#### To do:
In the material below, find all lines with the string "不是纯净物" and copy them.

-- start Given information --

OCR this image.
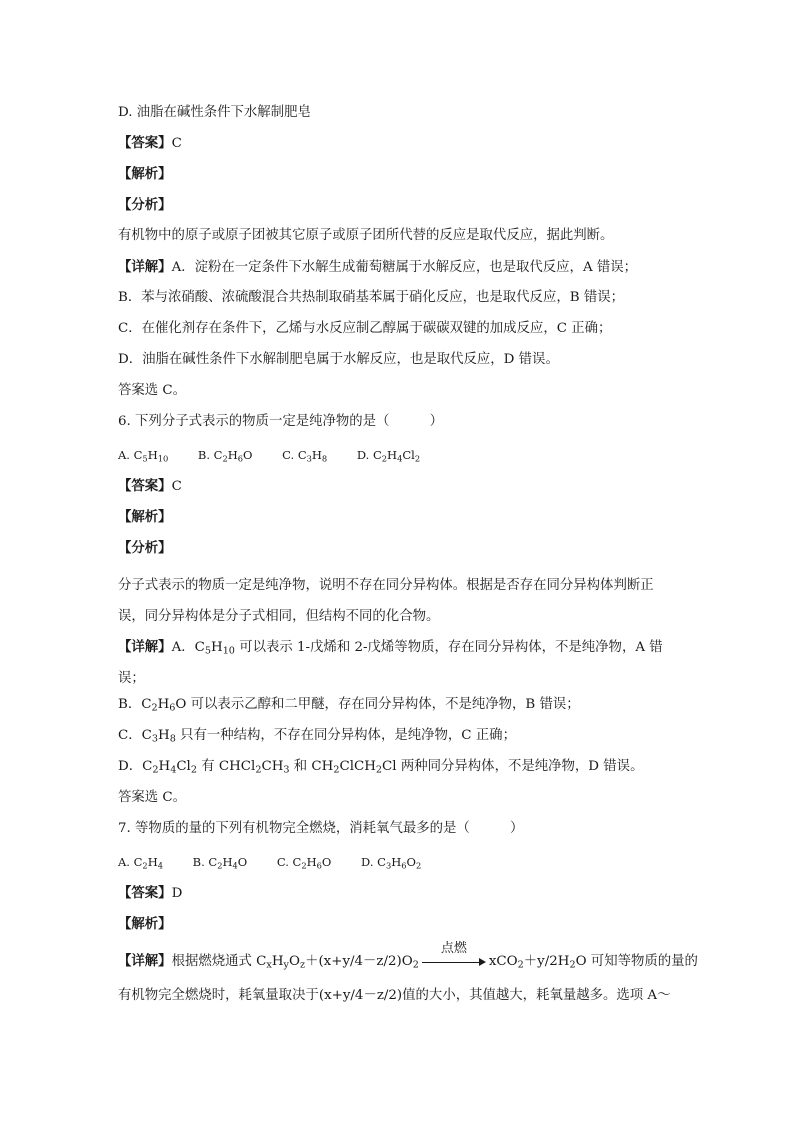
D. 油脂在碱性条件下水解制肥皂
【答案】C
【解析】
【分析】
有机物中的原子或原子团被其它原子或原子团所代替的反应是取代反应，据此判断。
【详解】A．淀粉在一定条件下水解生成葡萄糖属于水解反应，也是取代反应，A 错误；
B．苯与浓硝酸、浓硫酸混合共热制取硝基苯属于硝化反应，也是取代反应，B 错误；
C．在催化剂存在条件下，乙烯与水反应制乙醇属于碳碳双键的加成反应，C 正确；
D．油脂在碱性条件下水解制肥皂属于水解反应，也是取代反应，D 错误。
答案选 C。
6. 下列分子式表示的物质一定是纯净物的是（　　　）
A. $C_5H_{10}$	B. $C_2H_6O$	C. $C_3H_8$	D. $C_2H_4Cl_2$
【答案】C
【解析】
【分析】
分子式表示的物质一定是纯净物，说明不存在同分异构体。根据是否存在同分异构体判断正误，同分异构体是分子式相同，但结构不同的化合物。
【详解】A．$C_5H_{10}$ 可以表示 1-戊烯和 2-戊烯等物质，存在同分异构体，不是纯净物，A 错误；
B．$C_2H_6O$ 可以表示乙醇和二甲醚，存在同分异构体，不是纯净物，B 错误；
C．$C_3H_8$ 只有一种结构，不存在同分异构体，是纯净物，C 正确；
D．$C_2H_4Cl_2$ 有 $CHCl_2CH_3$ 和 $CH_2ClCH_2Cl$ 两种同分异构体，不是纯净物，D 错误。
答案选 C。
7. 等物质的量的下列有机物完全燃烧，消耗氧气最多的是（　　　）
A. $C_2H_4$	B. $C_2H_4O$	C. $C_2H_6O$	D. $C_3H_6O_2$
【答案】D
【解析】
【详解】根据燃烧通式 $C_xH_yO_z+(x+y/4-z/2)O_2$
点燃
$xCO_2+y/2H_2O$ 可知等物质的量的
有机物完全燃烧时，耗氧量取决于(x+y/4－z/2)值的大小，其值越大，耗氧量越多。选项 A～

-- end Given information --

#### Response below:
【详解】A．$C_5H_{10}$ 可以表示 1-戊烯和 2-戊烯等物质，存在同分异构体，不是纯净物，A 错误；
B．$C_2H_6O$ 可以表示乙醇和二甲醚，存在同分异构体，不是纯净物，B 错误；
D．$C_2H_4Cl_2$ 有 $CHCl_2CH_3$ 和 $CH_2ClCH_2Cl$ 两种同分异构体，不是纯净物，D 错误。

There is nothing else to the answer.